Exercise brief: Without altering anything, repeat each of the records.

**** Task data

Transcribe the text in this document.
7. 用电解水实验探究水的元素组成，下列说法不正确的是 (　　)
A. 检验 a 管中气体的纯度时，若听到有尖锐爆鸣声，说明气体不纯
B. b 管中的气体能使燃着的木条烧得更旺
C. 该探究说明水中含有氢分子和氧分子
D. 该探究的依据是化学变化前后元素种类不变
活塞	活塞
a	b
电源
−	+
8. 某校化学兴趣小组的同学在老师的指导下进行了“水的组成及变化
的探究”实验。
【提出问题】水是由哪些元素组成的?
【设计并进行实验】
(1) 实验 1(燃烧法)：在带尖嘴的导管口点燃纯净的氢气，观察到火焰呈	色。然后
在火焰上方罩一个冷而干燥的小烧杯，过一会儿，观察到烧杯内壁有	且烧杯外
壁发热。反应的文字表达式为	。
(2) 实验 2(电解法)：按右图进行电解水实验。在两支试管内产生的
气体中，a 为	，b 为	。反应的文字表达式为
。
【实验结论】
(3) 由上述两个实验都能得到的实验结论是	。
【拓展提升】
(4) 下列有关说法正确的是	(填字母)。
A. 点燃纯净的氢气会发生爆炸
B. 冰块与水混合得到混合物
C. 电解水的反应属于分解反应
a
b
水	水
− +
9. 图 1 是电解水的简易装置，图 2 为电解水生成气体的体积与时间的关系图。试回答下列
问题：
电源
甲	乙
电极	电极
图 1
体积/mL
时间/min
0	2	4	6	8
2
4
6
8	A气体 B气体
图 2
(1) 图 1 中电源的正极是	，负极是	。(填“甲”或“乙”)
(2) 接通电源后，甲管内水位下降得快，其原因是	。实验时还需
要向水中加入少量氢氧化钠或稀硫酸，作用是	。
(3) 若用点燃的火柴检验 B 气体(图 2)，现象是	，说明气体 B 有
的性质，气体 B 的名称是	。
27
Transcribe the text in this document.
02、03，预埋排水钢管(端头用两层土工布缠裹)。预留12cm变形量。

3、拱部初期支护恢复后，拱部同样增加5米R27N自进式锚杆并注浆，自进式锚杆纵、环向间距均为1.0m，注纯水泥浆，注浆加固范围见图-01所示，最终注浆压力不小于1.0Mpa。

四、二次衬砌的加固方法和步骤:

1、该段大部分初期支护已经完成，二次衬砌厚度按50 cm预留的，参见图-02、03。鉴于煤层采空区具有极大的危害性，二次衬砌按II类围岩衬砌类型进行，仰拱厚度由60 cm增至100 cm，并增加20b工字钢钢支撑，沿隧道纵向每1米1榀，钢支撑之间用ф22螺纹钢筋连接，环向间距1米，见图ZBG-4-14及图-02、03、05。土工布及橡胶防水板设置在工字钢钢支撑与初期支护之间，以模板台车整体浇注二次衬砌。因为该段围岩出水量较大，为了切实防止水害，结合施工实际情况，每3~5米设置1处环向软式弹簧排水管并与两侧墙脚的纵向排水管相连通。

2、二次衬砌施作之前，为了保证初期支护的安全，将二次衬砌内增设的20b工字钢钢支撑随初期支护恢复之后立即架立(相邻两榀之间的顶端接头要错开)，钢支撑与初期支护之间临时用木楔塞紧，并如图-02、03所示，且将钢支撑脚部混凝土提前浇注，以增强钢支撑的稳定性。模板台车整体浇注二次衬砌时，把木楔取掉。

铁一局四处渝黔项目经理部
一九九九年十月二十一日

********

Task result:
Transcribe the text in this document.
7. 用电解水实验探究水的元素组成，下列说法不正确的是 (　　)
A. 检验 a 管中气体的纯度时，若听到有尖锐爆鸣声，说明气体不纯
B. b 管中的气体能使燃着的木条烧得更旺
C. 该探究说明水中含有氢分子和氧分子
D. 该探究的依据是化学变化前后元素种类不变
活塞	活塞
a	b
电源
−	+
8. 某校化学兴趣小组的同学在老师的指导下进行了“水的组成及变化
的探究”实验。
【提出问题】水是由哪些元素组成的?
【设计并进行实验】
(1) 实验 1(燃烧法)：在带尖嘴的导管口点燃纯净的氢气，观察到火焰呈	色。然后
在火焰上方罩一个冷而干燥的小烧杯，过一会儿，观察到烧杯内壁有	且烧杯外
壁发热。反应的文字表达式为	。
(2) 实验 2(电解法)：按右图进行电解水实验。在两支试管内产生的
气体中，a 为	，b 为	。反应的文字表达式为
。
【实验结论】
(3) 由上述两个实验都能得到的实验结论是	。
【拓展提升】
(4) 下列有关说法正确的是	(填字母)。
A. 点燃纯净的氢气会发生爆炸
B. 冰块与水混合得到混合物
C. 电解水的反应属于分解反应
a
b
水	水
− +
9. 图 1 是电解水的简易装置，图 2 为电解水生成气体的体积与时间的关系图。试回答下列
问题：
电源
甲	乙
电极	电极
图 1
体积/mL
时间/min
0	2	4	6	8
2
4
6
8	A气体 B气体
图 2
(1) 图 1 中电源的正极是	，负极是	。(填“甲”或“乙”)
(2) 接通电源后，甲管内水位下降得快，其原因是	。实验时还需
要向水中加入少量氢氧化钠或稀硫酸，作用是	。
(3) 若用点燃的火柴检验 B 气体(图 2)，现象是	，说明气体 B 有
的性质，气体 B 的名称是	。
27
Transcribe the text in this document.
02、03，预埋排水钢管(端头用两层土工布缠裹)。预留12cm变形量。

3、拱部初期支护恢复后，拱部同样增加5米R27N自进式锚杆并注浆，自进式锚杆纵、环向间距均为1.0m，注纯水泥浆，注浆加固范围见图-01所示，最终注浆压力不小于1.0Mpa。

四、二次衬砌的加固方法和步骤:

1、该段大部分初期支护已经完成，二次衬砌厚度按50 cm预留的，参见图-02、03。鉴于煤层采空区具有极大的危害性，二次衬砌按II类围岩衬砌类型进行，仰拱厚度由60 cm增至100 cm，并增加20b工字钢钢支撑，沿隧道纵向每1米1榀，钢支撑之间用ф22螺纹钢筋连接，环向间距1米，见图ZBG-4-14及图-02、03、05。土工布及橡胶防水板设置在工字钢钢支撑与初期支护之间，以模板台车整体浇注二次衬砌。因为该段围岩出水量较大，为了切实防止水害，结合施工实际情况，每3~5米设置1处环向软式弹簧排水管并与两侧墙脚的纵向排水管相连通。

2、二次衬砌施作之前，为了保证初期支护的安全，将二次衬砌内增设的20b工字钢钢支撑随初期支护恢复之后立即架立(相邻两榀之间的顶端接头要错开)，钢支撑与初期支护之间临时用木楔塞紧，并如图-02、03所示，且将钢支撑脚部混凝土提前浇注，以增强钢支撑的稳定性。模板台车整体浇注二次衬砌时，把木楔取掉。

铁一局四处渝黔项目经理部
一九九九年十月二十一日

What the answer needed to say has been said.